BRIEF: Copy out every line that contains the word "name".

DATA FOR THE TASK:
....
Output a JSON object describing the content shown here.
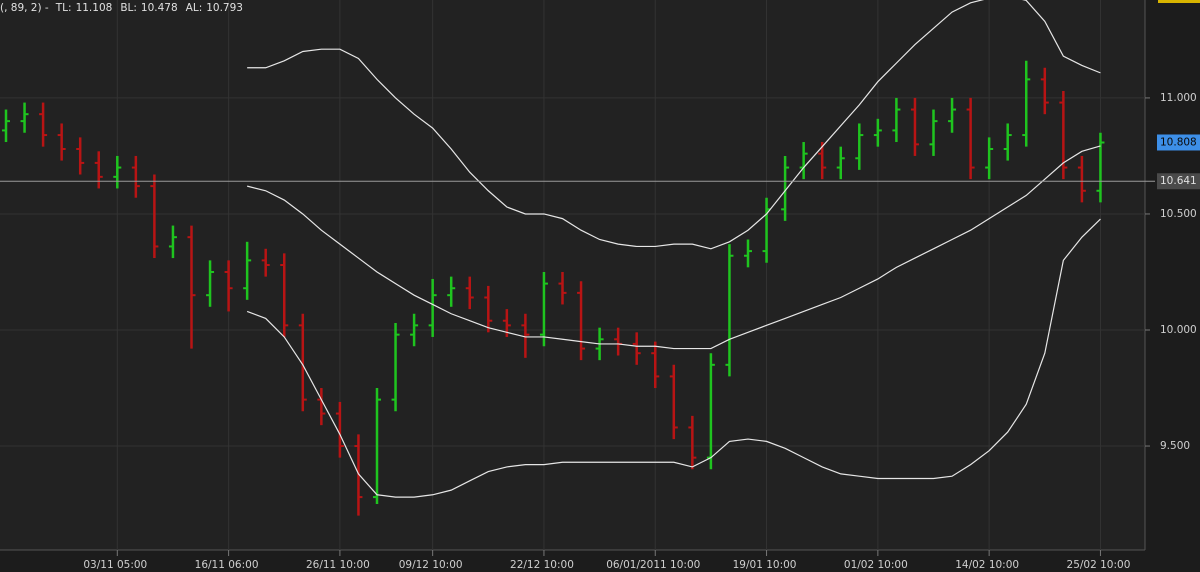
{
  "chart_data": {
    "type": "ohlc",
    "header": {
      "text": "(, 89, 2) -",
      "items": [
        {
          "label": "TL:",
          "value": 11.108
        },
        {
          "label": "BL:",
          "value": 10.478
        },
        {
          "label": "AL:",
          "value": 10.793
        }
      ]
    },
    "categories": [
      null,
      null,
      null,
      null,
      null,
      null,
      "03/11 05:00",
      null,
      null,
      null,
      null,
      null,
      "16/11 06:00",
      null,
      null,
      null,
      null,
      null,
      "26/11 10:00",
      null,
      null,
      null,
      null,
      "09/12 10:00",
      null,
      null,
      null,
      null,
      null,
      "22/12 10:00",
      null,
      null,
      null,
      null,
      null,
      "06/01/2011 10:00",
      null,
      null,
      null,
      null,
      null,
      "19/01 10:00",
      null,
      null,
      null,
      null,
      null,
      "01/02 10:00",
      null,
      null,
      null,
      null,
      null,
      "14/02 10:00",
      null,
      null,
      null,
      null,
      null,
      "25/02 10:00"
    ],
    "open": [
      10.86,
      10.9,
      10.93,
      10.84,
      10.78,
      10.72,
      10.66,
      10.7,
      10.62,
      10.36,
      10.4,
      10.15,
      10.25,
      10.18,
      10.3,
      10.28,
      10.02,
      9.7,
      9.64,
      9.5,
      9.28,
      9.7,
      9.98,
      10.02,
      10.15,
      10.18,
      10.14,
      10.04,
      10.02,
      9.98,
      10.2,
      10.16,
      9.92,
      9.96,
      9.94,
      9.9,
      9.8,
      9.58,
      9.45,
      9.85,
      10.32,
      10.34,
      10.52,
      10.7,
      10.76,
      10.7,
      10.74,
      10.84,
      10.86,
      10.95,
      10.8,
      10.9,
      10.95,
      10.7,
      10.78,
      10.84,
      11.08,
      10.98,
      10.7,
      10.6
    ],
    "high": [
      10.95,
      10.98,
      10.98,
      10.89,
      10.83,
      10.77,
      10.75,
      10.75,
      10.67,
      10.45,
      10.45,
      10.3,
      10.3,
      10.38,
      10.35,
      10.33,
      10.07,
      9.75,
      9.69,
      9.55,
      9.75,
      10.03,
      10.07,
      10.22,
      10.23,
      10.23,
      10.19,
      10.09,
      10.07,
      10.25,
      10.25,
      10.21,
      10.01,
      10.01,
      9.99,
      9.95,
      9.85,
      9.63,
      9.9,
      10.37,
      10.39,
      10.57,
      10.75,
      10.81,
      10.81,
      10.79,
      10.89,
      10.91,
      11.0,
      11.0,
      10.95,
      11.0,
      11.0,
      10.83,
      10.89,
      11.16,
      11.13,
      11.03,
      10.75,
      10.85
    ],
    "low": [
      10.81,
      10.85,
      10.79,
      10.73,
      10.67,
      10.61,
      10.61,
      10.57,
      10.31,
      10.31,
      9.92,
      10.1,
      10.08,
      10.13,
      10.23,
      9.97,
      9.65,
      9.59,
      9.45,
      9.2,
      9.25,
      9.65,
      9.93,
      9.97,
      10.1,
      10.09,
      9.99,
      9.97,
      9.88,
      9.93,
      10.11,
      9.87,
      9.87,
      9.89,
      9.85,
      9.75,
      9.53,
      9.4,
      9.4,
      9.8,
      10.27,
      10.29,
      10.47,
      10.65,
      10.65,
      10.65,
      10.69,
      10.79,
      10.81,
      10.75,
      10.75,
      10.85,
      10.65,
      10.65,
      10.73,
      10.79,
      10.93,
      10.65,
      10.55,
      10.55
    ],
    "close": [
      10.9,
      10.93,
      10.84,
      10.78,
      10.72,
      10.66,
      10.7,
      10.62,
      10.36,
      10.4,
      10.15,
      10.25,
      10.18,
      10.3,
      10.28,
      10.02,
      9.7,
      9.64,
      9.5,
      9.28,
      9.7,
      9.98,
      10.02,
      10.15,
      10.18,
      10.14,
      10.04,
      10.02,
      9.98,
      10.2,
      10.16,
      9.92,
      9.96,
      9.94,
      9.9,
      9.8,
      9.58,
      9.45,
      9.85,
      10.32,
      10.34,
      10.52,
      10.7,
      10.76,
      10.7,
      10.74,
      10.84,
      10.86,
      10.95,
      10.8,
      10.9,
      10.95,
      10.7,
      10.78,
      10.84,
      11.08,
      10.98,
      10.7,
      10.6,
      10.808
    ],
    "up_color": "#1fc41f",
    "down_color": "#b81414",
    "series": [
      {
        "color": "#e6e6e6",
        "values": [
          null,
          null,
          null,
          null,
          null,
          null,
          null,
          null,
          null,
          null,
          null,
          null,
          null,
          11.13,
          11.13,
          11.16,
          11.2,
          11.21,
          11.21,
          11.17,
          11.08,
          11.0,
          10.93,
          10.87,
          10.78,
          10.68,
          10.6,
          10.53,
          10.5,
          10.5,
          10.48,
          10.43,
          10.39,
          10.37,
          10.36,
          10.36,
          10.37,
          10.37,
          10.35,
          10.38,
          10.43,
          10.5,
          10.6,
          10.7,
          10.79,
          10.88,
          10.97,
          11.07,
          11.15,
          11.23,
          11.3,
          11.37,
          11.41,
          11.43,
          11.44,
          11.42,
          11.33,
          11.18,
          11.14,
          11.108
        ]
      },
      {
        "color": "#e6e6e6",
        "values": [
          null,
          null,
          null,
          null,
          null,
          null,
          null,
          null,
          null,
          null,
          null,
          null,
          null,
          10.62,
          10.6,
          10.56,
          10.5,
          10.43,
          10.37,
          10.31,
          10.25,
          10.2,
          10.15,
          10.11,
          10.07,
          10.04,
          10.01,
          9.99,
          9.97,
          9.97,
          9.96,
          9.95,
          9.94,
          9.94,
          9.93,
          9.93,
          9.92,
          9.92,
          9.92,
          9.96,
          9.99,
          10.02,
          10.05,
          10.08,
          10.11,
          10.14,
          10.18,
          10.22,
          10.27,
          10.31,
          10.35,
          10.39,
          10.43,
          10.48,
          10.53,
          10.58,
          10.65,
          10.72,
          10.77,
          10.793
        ]
      },
      {
        "color": "#e6e6e6",
        "values": [
          null,
          null,
          null,
          null,
          null,
          null,
          null,
          null,
          null,
          null,
          null,
          null,
          null,
          10.08,
          10.05,
          9.97,
          9.85,
          9.7,
          9.55,
          9.38,
          9.29,
          9.28,
          9.28,
          9.29,
          9.31,
          9.35,
          9.39,
          9.41,
          9.42,
          9.42,
          9.43,
          9.43,
          9.43,
          9.43,
          9.43,
          9.43,
          9.43,
          9.41,
          9.45,
          9.52,
          9.53,
          9.52,
          9.49,
          9.45,
          9.41,
          9.38,
          9.37,
          9.36,
          9.36,
          9.36,
          9.36,
          9.37,
          9.42,
          9.48,
          9.56,
          9.68,
          9.9,
          10.3,
          10.4,
          10.478
        ]
      }
    ],
    "ylim": [
      9.052,
      11.422
    ],
    "yticks": [
      {
        "value": 9.5,
        "label": "9.500"
      },
      {
        "value": 10,
        "label": "10.000"
      },
      {
        "value": 10.5,
        "label": "10.500"
      },
      {
        "value": 11,
        "label": "11.000"
      }
    ],
    "reference_line": {
      "value": 10.641,
      "color": "#9a9a9a"
    },
    "last_price_color": "#3d8fe8",
    "grid": true
  }
}
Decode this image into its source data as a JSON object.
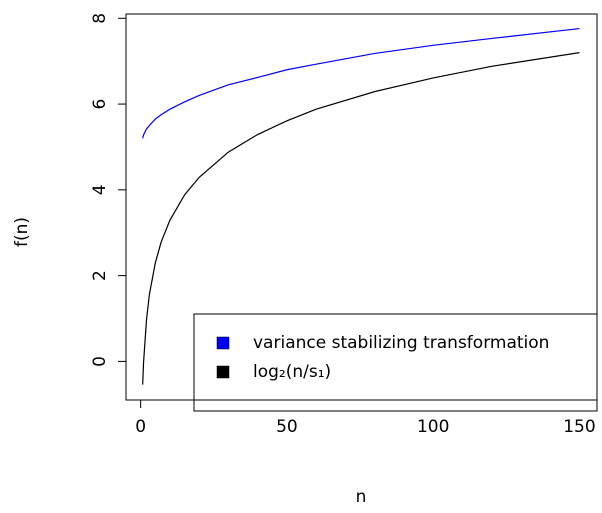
{
  "chart_data": {
    "type": "line",
    "xlabel": "n",
    "ylabel": "f(n)",
    "x": [
      0.7,
      1,
      2,
      3,
      5,
      7,
      10,
      15,
      20,
      30,
      40,
      50,
      60,
      80,
      100,
      120,
      150
    ],
    "series": [
      {
        "name": "variance stabilizing transformation",
        "color": "#0000ff",
        "values": [
          5.2,
          5.28,
          5.42,
          5.5,
          5.65,
          5.75,
          5.88,
          6.05,
          6.2,
          6.45,
          6.62,
          6.8,
          6.93,
          7.18,
          7.37,
          7.53,
          7.76
        ]
      },
      {
        "name": "log₂(n/s₁)",
        "color": "#000000",
        "values": [
          -0.54,
          -0.03,
          0.97,
          1.56,
          2.29,
          2.78,
          3.29,
          3.88,
          4.29,
          4.88,
          5.29,
          5.61,
          5.88,
          6.29,
          6.61,
          6.88,
          7.2
        ]
      }
    ],
    "xlim": [
      -5,
      156
    ],
    "ylim": [
      -0.9,
      8.1
    ],
    "xticks": [
      0,
      50,
      100,
      150
    ],
    "yticks": [
      0,
      2,
      4,
      6,
      8
    ],
    "legend": "bottomright"
  }
}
....
SOLUTION TO THE PROBLEM:
        "name": "variance stabilizing transformation",
        "name": "log₂(n/s₁)",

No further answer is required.